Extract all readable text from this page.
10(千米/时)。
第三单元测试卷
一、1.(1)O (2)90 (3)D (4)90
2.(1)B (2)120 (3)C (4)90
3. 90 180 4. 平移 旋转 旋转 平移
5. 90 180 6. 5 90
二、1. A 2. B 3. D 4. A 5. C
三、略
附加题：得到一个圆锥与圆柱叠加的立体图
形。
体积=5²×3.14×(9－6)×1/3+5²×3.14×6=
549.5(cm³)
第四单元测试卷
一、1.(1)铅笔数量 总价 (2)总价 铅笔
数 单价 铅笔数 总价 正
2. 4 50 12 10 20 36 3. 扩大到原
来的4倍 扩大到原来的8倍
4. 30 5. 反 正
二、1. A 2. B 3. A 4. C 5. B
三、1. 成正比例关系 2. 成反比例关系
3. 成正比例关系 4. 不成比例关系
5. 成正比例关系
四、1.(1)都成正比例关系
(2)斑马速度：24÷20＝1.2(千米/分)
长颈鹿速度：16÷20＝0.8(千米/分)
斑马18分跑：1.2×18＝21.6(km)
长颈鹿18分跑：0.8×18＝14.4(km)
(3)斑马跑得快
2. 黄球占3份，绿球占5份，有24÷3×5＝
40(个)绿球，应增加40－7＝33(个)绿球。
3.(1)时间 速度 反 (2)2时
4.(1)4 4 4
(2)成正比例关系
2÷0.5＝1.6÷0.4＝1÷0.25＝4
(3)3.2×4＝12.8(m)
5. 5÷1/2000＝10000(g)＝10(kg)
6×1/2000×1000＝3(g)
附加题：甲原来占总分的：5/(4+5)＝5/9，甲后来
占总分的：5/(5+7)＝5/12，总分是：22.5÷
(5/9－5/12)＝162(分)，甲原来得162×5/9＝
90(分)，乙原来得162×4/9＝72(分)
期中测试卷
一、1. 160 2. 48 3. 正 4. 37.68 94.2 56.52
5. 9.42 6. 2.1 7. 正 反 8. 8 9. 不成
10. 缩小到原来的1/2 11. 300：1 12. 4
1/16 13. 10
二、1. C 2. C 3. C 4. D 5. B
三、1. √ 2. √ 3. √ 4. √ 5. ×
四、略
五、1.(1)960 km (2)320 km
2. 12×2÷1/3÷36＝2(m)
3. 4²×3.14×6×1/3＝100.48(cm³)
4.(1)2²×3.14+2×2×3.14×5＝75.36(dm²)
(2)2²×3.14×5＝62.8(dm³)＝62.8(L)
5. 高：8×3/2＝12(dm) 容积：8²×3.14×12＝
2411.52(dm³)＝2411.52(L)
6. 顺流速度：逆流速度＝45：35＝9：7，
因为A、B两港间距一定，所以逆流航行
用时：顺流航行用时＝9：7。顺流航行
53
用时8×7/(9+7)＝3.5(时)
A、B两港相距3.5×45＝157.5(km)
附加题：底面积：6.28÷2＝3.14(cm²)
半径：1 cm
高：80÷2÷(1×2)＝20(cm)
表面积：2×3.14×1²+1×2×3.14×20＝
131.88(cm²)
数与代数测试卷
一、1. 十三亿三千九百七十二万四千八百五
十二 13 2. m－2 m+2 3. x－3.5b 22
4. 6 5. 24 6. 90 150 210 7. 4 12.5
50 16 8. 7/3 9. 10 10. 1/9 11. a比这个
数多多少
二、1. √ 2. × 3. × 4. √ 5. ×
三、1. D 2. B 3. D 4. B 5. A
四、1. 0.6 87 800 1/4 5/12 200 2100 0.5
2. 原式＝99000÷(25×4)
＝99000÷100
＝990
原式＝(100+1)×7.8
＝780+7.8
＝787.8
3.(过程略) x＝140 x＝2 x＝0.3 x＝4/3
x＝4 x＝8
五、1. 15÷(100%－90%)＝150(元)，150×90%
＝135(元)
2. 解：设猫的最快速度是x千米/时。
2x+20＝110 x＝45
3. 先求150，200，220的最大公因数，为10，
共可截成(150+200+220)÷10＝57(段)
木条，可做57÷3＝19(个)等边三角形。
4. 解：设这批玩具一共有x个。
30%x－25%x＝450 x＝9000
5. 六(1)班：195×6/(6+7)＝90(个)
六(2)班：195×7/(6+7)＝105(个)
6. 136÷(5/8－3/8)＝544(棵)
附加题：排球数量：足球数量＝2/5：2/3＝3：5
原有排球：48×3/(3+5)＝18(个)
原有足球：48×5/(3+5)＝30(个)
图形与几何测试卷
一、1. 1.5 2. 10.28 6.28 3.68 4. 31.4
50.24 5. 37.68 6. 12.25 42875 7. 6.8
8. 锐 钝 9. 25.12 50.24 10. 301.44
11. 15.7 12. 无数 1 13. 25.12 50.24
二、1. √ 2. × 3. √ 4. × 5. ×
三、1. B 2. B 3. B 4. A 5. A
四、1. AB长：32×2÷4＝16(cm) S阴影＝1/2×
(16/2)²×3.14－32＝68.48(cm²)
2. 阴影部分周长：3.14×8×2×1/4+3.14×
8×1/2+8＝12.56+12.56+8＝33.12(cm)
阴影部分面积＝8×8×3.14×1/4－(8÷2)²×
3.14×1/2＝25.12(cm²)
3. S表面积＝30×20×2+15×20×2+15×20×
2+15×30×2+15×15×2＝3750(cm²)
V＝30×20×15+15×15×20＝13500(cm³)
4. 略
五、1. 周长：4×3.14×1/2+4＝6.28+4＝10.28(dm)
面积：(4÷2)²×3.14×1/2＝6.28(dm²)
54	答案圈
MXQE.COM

◇ ◇ ◇ ◇

_Set problem:_
Print again each line of the listing above, exactly as it appears.

_Response to the exercise:_
Extract all readable text from this page.
10(千米/时)。
第三单元测试卷
一、1.(1)O (2)90 (3)D (4)90
2.(1)B (2)120 (3)C (4)90
3. 90 180 4. 平移 旋转 旋转 平移
5. 90 180 6. 5 90
二、1. A 2. B 3. D 4. A 5. C
三、略
附加题：得到一个圆锥与圆柱叠加的立体图
形。
体积=5²×3.14×(9－6)×1/3+5²×3.14×6=
549.5(cm³)
第四单元测试卷
一、1.(1)铅笔数量 总价 (2)总价 铅笔
数 单价 铅笔数 总价 正
2. 4 50 12 10 20 36 3. 扩大到原
来的4倍 扩大到原来的8倍
4. 30 5. 反 正
二、1. A 2. B 3. A 4. C 5. B
三、1. 成正比例关系 2. 成反比例关系
3. 成正比例关系 4. 不成比例关系
5. 成正比例关系
四、1.(1)都成正比例关系
(2)斑马速度：24÷20＝1.2(千米/分)
长颈鹿速度：16÷20＝0.8(千米/分)
斑马18分跑：1.2×18＝21.6(km)
长颈鹿18分跑：0.8×18＝14.4(km)
(3)斑马跑得快
2. 黄球占3份，绿球占5份，有24÷3×5＝
40(个)绿球，应增加40－7＝33(个)绿球。
3.(1)时间 速度 反 (2)2时
4.(1)4 4 4
(2)成正比例关系
2÷0.5＝1.6÷0.4＝1÷0.25＝4
(3)3.2×4＝12.8(m)
5. 5÷1/2000＝10000(g)＝10(kg)
6×1/2000×1000＝3(g)
附加题：甲原来占总分的：5/(4+5)＝5/9，甲后来
占总分的：5/(5+7)＝5/12，总分是：22.5÷
(5/9－5/12)＝162(分)，甲原来得162×5/9＝
90(分)，乙原来得162×4/9＝72(分)
期中测试卷
一、1. 160 2. 48 3. 正 4. 37.68 94.2 56.52
5. 9.42 6. 2.1 7. 正 反 8. 8 9. 不成
10. 缩小到原来的1/2 11. 300：1 12. 4
1/16 13. 10
二、1. C 2. C 3. C 4. D 5. B
三、1. √ 2. √ 3. √ 4. √ 5. ×
四、略
五、1.(1)960 km (2)320 km
2. 12×2÷1/3÷36＝2(m)
3. 4²×3.14×6×1/3＝100.48(cm³)
4.(1)2²×3.14+2×2×3.14×5＝75.36(dm²)
(2)2²×3.14×5＝62.8(dm³)＝62.8(L)
5. 高：8×3/2＝12(dm) 容积：8²×3.14×12＝
2411.52(dm³)＝2411.52(L)
6. 顺流速度：逆流速度＝45：35＝9：7，
因为A、B两港间距一定，所以逆流航行
用时：顺流航行用时＝9：7。顺流航行
53
用时8×7/(9+7)＝3.5(时)
A、B两港相距3.5×45＝157.5(km)
附加题：底面积：6.28÷2＝3.14(cm²)
半径：1 cm
高：80÷2÷(1×2)＝20(cm)
表面积：2×3.14×1²+1×2×3.14×20＝
131.88(cm²)
数与代数测试卷
一、1. 十三亿三千九百七十二万四千八百五
十二 13 2. m－2 m+2 3. x－3.5b 22
4. 6 5. 24 6. 90 150 210 7. 4 12.5
50 16 8. 7/3 9. 10 10. 1/9 11. a比这个
数多多少
二、1. √ 2. × 3. × 4. √ 5. ×
三、1. D 2. B 3. D 4. B 5. A
四、1. 0.6 87 800 1/4 5/12 200 2100 0.5
2. 原式＝99000÷(25×4)
＝99000÷100
＝990
原式＝(100+1)×7.8
＝780+7.8
＝787.8
3.(过程略) x＝140 x＝2 x＝0.3 x＝4/3
x＝4 x＝8
五、1. 15÷(100%－90%)＝150(元)，150×90%
＝135(元)
2. 解：设猫的最快速度是x千米/时。
2x+20＝110 x＝45
3. 先求150，200，220的最大公因数，为10，
共可截成(150+200+220)÷10＝57(段)
木条，可做57÷3＝19(个)等边三角形。
4. 解：设这批玩具一共有x个。
30%x－25%x＝450 x＝9000
5. 六(1)班：195×6/(6+7)＝90(个)
六(2)班：195×7/(6+7)＝105(个)
6. 136÷(5/8－3/8)＝544(棵)
附加题：排球数量：足球数量＝2/5：2/3＝3：5
原有排球：48×3/(3+5)＝18(个)
原有足球：48×5/(3+5)＝30(个)
图形与几何测试卷
一、1. 1.5 2. 10.28 6.28 3.68 4. 31.4
50.24 5. 37.68 6. 12.25 42875 7. 6.8
8. 锐 钝 9. 25.12 50.24 10. 301.44
11. 15.7 12. 无数 1 13. 25.12 50.24
二、1. √ 2. × 3. √ 4. × 5. ×
三、1. B 2. B 3. B 4. A 5. A
四、1. AB长：32×2÷4＝16(cm) S阴影＝1/2×
(16/2)²×3.14－32＝68.48(cm²)
2. 阴影部分周长：3.14×8×2×1/4+3.14×
8×1/2+8＝12.56+12.56+8＝33.12(cm)
阴影部分面积＝8×8×3.14×1/4－(8÷2)²×
3.14×1/2＝25.12(cm²)
3. S表面积＝30×20×2+15×20×2+15×20×
2+15×30×2+15×15×2＝3750(cm²)
V＝30×20×15+15×15×20＝13500(cm³)
4. 略
五、1. 周长：4×3.14×1/2+4＝6.28+4＝10.28(dm)
面积：(4÷2)²×3.14×1/2＝6.28(dm²)
54	答案圈
MXQE.COM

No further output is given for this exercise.